— Start —
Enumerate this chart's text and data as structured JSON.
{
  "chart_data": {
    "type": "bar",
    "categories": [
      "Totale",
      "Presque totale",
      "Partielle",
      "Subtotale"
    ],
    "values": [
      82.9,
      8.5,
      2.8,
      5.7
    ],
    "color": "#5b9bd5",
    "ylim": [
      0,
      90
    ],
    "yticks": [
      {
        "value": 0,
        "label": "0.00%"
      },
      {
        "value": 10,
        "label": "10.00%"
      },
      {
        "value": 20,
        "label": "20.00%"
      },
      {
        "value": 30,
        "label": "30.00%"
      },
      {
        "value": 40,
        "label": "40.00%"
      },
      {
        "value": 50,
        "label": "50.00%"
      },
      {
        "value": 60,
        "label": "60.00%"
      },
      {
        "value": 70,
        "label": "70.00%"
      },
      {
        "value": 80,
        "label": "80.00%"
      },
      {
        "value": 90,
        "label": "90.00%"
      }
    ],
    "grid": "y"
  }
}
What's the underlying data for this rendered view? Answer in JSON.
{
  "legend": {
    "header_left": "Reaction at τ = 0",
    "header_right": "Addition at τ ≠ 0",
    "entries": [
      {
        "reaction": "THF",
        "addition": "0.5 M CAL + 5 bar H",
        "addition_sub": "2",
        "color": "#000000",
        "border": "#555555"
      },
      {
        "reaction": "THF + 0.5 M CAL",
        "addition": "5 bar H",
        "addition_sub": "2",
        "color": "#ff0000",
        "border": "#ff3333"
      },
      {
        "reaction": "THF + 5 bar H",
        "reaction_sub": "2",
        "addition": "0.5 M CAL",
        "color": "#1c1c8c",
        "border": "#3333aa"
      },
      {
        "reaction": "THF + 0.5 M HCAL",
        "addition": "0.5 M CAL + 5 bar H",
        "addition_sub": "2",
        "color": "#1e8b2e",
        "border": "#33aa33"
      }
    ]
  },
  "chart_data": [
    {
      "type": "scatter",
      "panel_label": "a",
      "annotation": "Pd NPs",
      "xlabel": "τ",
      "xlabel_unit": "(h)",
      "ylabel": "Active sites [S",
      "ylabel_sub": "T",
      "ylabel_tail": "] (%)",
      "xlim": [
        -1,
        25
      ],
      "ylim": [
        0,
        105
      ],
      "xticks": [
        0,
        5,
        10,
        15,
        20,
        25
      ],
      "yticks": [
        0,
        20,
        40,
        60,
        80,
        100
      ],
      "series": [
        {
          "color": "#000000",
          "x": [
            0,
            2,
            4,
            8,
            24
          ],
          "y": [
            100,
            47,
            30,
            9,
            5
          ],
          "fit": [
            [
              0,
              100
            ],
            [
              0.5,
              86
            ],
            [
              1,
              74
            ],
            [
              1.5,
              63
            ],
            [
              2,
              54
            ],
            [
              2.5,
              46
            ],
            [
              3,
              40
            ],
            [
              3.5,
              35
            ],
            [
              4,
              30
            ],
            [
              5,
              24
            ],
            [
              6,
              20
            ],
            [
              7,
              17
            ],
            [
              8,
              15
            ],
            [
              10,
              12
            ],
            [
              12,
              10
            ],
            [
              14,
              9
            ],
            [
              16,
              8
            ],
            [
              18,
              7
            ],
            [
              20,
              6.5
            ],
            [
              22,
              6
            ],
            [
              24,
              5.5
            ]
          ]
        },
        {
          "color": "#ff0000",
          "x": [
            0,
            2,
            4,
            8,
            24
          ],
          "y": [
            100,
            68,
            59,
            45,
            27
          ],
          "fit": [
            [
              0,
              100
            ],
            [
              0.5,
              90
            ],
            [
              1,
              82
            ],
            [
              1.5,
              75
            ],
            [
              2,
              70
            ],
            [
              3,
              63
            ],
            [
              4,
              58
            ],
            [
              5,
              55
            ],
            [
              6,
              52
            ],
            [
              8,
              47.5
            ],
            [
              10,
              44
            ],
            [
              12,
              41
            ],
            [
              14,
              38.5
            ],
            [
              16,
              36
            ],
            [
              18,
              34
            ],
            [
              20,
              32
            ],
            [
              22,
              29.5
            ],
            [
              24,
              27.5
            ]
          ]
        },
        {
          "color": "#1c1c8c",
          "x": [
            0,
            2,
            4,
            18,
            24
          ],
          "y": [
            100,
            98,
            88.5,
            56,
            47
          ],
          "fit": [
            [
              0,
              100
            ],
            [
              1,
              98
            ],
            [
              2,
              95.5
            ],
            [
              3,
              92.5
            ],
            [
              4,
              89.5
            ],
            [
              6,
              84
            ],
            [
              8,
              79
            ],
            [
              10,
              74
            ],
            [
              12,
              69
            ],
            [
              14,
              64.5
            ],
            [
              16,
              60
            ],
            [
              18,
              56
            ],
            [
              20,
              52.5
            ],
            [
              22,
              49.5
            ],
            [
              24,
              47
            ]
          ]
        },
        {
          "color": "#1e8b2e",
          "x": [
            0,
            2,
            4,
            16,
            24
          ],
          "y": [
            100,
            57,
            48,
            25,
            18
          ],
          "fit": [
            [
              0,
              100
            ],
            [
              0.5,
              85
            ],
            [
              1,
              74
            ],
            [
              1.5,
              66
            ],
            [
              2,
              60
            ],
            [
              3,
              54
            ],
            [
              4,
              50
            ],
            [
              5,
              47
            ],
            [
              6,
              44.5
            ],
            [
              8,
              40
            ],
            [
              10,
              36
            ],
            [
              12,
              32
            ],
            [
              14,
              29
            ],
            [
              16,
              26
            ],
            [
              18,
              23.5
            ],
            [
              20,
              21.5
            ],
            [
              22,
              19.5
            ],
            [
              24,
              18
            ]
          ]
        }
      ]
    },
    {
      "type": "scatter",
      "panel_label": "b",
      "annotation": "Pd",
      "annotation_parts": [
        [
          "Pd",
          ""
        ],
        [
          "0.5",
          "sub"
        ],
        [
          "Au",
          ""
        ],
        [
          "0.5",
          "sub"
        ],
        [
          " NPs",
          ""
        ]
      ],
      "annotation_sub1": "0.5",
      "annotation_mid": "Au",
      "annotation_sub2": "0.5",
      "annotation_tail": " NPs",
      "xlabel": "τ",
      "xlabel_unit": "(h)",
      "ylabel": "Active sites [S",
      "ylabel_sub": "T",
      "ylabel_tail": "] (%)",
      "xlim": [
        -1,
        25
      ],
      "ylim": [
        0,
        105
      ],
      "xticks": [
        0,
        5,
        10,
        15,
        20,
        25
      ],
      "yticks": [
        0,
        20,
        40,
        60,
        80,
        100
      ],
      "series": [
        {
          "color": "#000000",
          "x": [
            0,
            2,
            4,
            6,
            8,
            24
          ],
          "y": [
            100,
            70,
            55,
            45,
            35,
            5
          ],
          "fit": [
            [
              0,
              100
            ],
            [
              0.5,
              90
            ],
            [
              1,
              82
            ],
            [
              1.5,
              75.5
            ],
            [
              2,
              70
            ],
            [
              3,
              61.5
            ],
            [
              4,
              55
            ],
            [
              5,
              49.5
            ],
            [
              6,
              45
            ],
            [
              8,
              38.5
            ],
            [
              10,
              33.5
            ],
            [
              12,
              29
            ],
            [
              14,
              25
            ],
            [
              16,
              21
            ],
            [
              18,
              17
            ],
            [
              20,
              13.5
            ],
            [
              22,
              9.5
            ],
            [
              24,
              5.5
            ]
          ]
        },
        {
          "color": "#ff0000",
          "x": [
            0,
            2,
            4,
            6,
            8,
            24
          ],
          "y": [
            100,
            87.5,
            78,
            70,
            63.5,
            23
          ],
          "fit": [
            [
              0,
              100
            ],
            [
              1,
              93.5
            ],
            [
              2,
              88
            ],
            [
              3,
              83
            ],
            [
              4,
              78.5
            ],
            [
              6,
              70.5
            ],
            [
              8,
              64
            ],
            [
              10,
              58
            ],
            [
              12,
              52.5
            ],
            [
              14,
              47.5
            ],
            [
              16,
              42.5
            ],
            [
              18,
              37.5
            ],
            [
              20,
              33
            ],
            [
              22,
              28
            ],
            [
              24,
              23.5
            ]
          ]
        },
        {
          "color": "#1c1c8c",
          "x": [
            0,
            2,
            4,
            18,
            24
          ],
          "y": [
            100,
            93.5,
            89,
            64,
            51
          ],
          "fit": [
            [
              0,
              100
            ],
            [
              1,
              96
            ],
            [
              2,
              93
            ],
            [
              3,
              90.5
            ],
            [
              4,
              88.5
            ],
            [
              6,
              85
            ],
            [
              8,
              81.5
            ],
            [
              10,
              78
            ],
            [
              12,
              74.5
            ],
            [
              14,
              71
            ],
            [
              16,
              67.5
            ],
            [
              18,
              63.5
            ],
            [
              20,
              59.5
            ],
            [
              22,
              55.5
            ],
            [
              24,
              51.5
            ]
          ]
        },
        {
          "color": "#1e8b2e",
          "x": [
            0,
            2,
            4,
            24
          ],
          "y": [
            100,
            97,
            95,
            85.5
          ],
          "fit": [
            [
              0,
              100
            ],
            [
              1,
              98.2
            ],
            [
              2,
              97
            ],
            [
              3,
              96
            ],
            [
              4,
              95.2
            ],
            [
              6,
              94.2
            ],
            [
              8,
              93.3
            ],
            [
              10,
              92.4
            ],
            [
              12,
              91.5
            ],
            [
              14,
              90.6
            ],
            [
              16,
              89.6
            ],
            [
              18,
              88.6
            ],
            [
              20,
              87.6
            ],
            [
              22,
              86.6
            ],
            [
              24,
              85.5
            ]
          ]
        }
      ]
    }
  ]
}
— End —
* Required work *
Locate the word "this" in the records above, and return each line that has it.

* Full output *
Enumerate this chart's text and data as structured JSON.
What's the underlying data for this rendered view? Answer in JSON.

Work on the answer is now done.